━━━ PROVIDED DATA

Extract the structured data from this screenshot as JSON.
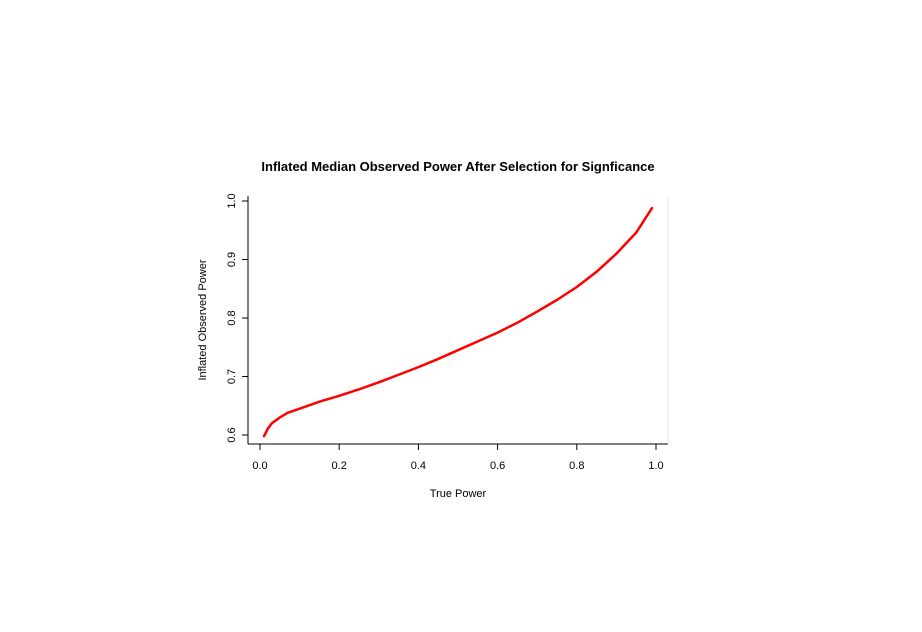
{
  "chart_data": {
    "type": "line",
    "title": "Inflated Median Observed Power After Selection for Signficance",
    "xlabel": "True Power",
    "ylabel": "Inflated Observed Power",
    "xlim": [
      0.0,
      1.0
    ],
    "ylim": [
      0.6,
      1.0
    ],
    "xticks": [
      "0.0",
      "0.2",
      "0.4",
      "0.6",
      "0.8",
      "1.0"
    ],
    "yticks": [
      "0.6",
      "0.7",
      "0.8",
      "0.9",
      "1.0"
    ],
    "grid": false,
    "series": [
      {
        "color": "#ff0000",
        "x": [
          0.01,
          0.02,
          0.03,
          0.05,
          0.07,
          0.1,
          0.15,
          0.2,
          0.25,
          0.3,
          0.35,
          0.4,
          0.45,
          0.5,
          0.55,
          0.6,
          0.65,
          0.7,
          0.75,
          0.8,
          0.85,
          0.9,
          0.95,
          0.99
        ],
        "y": [
          0.598,
          0.611,
          0.62,
          0.63,
          0.638,
          0.645,
          0.657,
          0.667,
          0.678,
          0.69,
          0.703,
          0.716,
          0.73,
          0.745,
          0.76,
          0.775,
          0.792,
          0.811,
          0.831,
          0.853,
          0.879,
          0.91,
          0.946,
          0.988
        ]
      }
    ]
  }
}
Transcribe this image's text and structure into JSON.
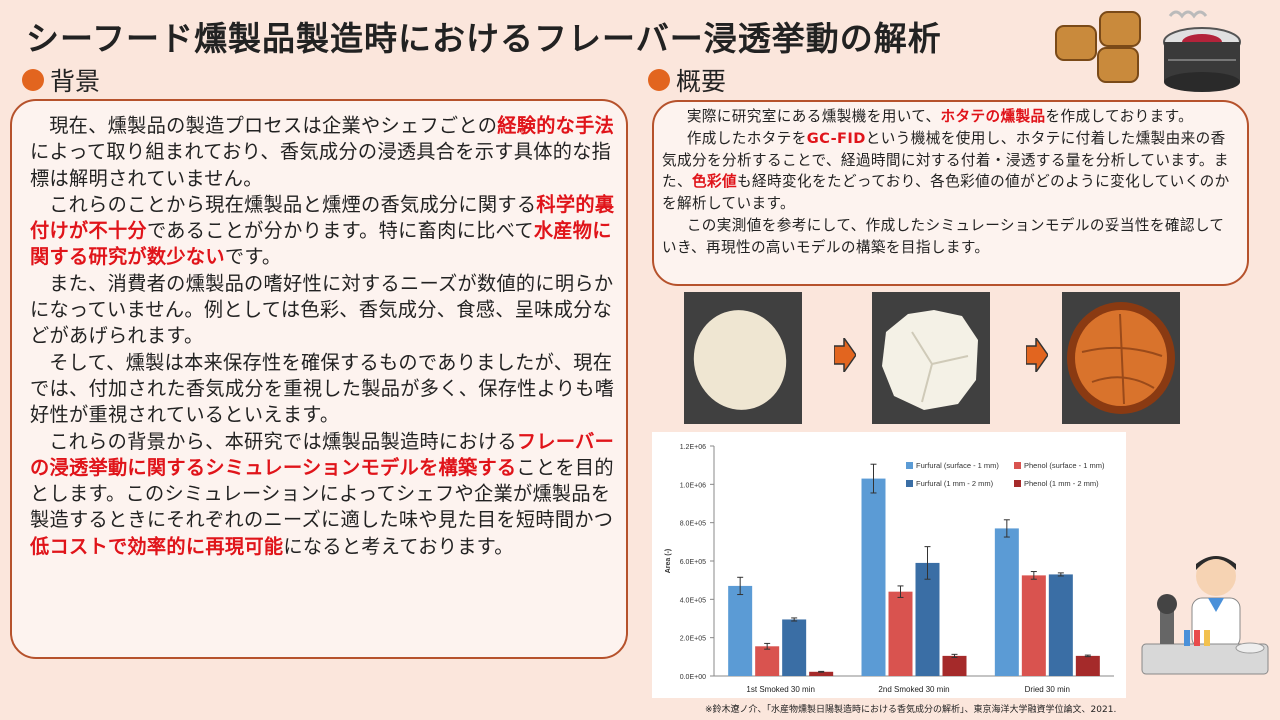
{
  "title": "シーフード燻製品製造時におけるフレーバー浸透挙動の解析",
  "background_section": {
    "heading": "背景",
    "paragraphs": [
      [
        {
          "t": "現在、燻製品の製造プロセスは企業やシェフごとの"
        },
        {
          "t": "経験的な手法",
          "em": true
        },
        {
          "t": "によって取り組まれており、香気成分の浸透具合を示す具体的な指標は解明されていません。"
        }
      ],
      [
        {
          "t": "これらのことから現在燻製品と燻煙の香気成分に関する"
        },
        {
          "t": "科学的裏付けが不十分",
          "em": true
        },
        {
          "t": "であることが分かります。特に畜肉に比べて"
        },
        {
          "t": "水産物に関する研究が数少ない",
          "em": true
        },
        {
          "t": "です。"
        }
      ],
      [
        {
          "t": "また、消費者の燻製品の嗜好性に対するニーズが数値的に明らかになっていません。例としては色彩、香気成分、食感、呈味成分などがあげられます。"
        }
      ],
      [
        {
          "t": "そして、燻製は本来保存性を確保するものでありましたが、現在では、付加された香気成分を重視した製品が多く、保存性よりも嗜好性が重視されているといえます。"
        }
      ],
      [
        {
          "t": "これらの背景から、本研究では燻製品製造時における"
        },
        {
          "t": "フレーバーの浸透挙動に関するシミュレーションモデルを構築する",
          "em": true
        },
        {
          "t": "ことを目的とします。このシミュレーションによってシェフや企業が燻製品を製造するときにそれぞれのニーズに適した味や見た目を短時間かつ"
        },
        {
          "t": "低コストで効率的に再現可能",
          "em": true
        },
        {
          "t": "になると考えております。"
        }
      ]
    ]
  },
  "overview_section": {
    "heading": "概要",
    "paragraphs": [
      [
        {
          "t": "実際に研究室にある燻製機を用いて、"
        },
        {
          "t": "ホタテの燻製品",
          "em": true
        },
        {
          "t": "を作成しております。"
        }
      ],
      [
        {
          "t": "作成したホタテを"
        },
        {
          "t": "GC-FID",
          "em": true
        },
        {
          "t": "という機械を使用し、ホタテに付着した燻製由来の香気成分を分析することで、経過時間に対する付着・浸透する量を分析しています。また、"
        },
        {
          "t": "色彩値",
          "em": true
        },
        {
          "t": "も経時変化をたどっており、各色彩値の値がどのように変化していくのかを解析しています。"
        }
      ],
      [
        {
          "t": "この実測値を参考にして、作成したシミュレーションモデルの妥当性を確認していき、再現性の高いモデルの構築を目指します。"
        }
      ]
    ]
  },
  "photos": [
    {
      "name": "raw-scallop",
      "color": "#efe6d2"
    },
    {
      "name": "steamed-scallop",
      "color": "#f4f1e6"
    },
    {
      "name": "smoked-scallop",
      "color": "#d9732c"
    }
  ],
  "chart_data": {
    "type": "bar",
    "categories": [
      "1st Smoked 30 min",
      "2nd Smoked 30 min",
      "Dried 30 min"
    ],
    "ylabel": "Area (-)",
    "ylim": [
      0,
      1200000
    ],
    "yticks": [
      "0.0E+00",
      "2.0E+05",
      "4.0E+05",
      "6.0E+05",
      "8.0E+05",
      "1.0E+06",
      "1.2E+06"
    ],
    "legend_position": "top-right",
    "series": [
      {
        "name": "Furfural (surface - 1 mm)",
        "color": "#5b9bd5",
        "values": [
          470000,
          1030000,
          770000
        ],
        "errors": [
          45000,
          75000,
          45000
        ]
      },
      {
        "name": "Phenol (surface - 1 mm)",
        "color": "#d9534f",
        "values": [
          155000,
          440000,
          525000
        ],
        "errors": [
          15000,
          30000,
          20000
        ]
      },
      {
        "name": "Furfural (1 mm - 2 mm)",
        "color": "#3a6ea5",
        "values": [
          295000,
          590000,
          530000
        ],
        "errors": [
          8000,
          85000,
          8000
        ]
      },
      {
        "name": "Phenol (1 mm - 2 mm)",
        "color": "#a52a2a",
        "values": [
          22000,
          105000,
          105000
        ],
        "errors": [
          2000,
          8000,
          4000
        ]
      }
    ]
  },
  "footnote": "※鈴木遼ノ介、「水産物燻製日陽製造時における香気成分の解析」、東京海洋大学融資学位論文、2021.",
  "colors": {
    "accent": "#e2651f",
    "emphasis": "#e0141a",
    "border": "#b6522c"
  }
}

━━━━━━

* [WORK INSTRUCTIONS]
Pick out the lines that include the word "ylabel" and write them out.

* [WORKED ANSWER]
    "ylabel": "Inflated Observed Power",
    "ylabel": "Area (-)",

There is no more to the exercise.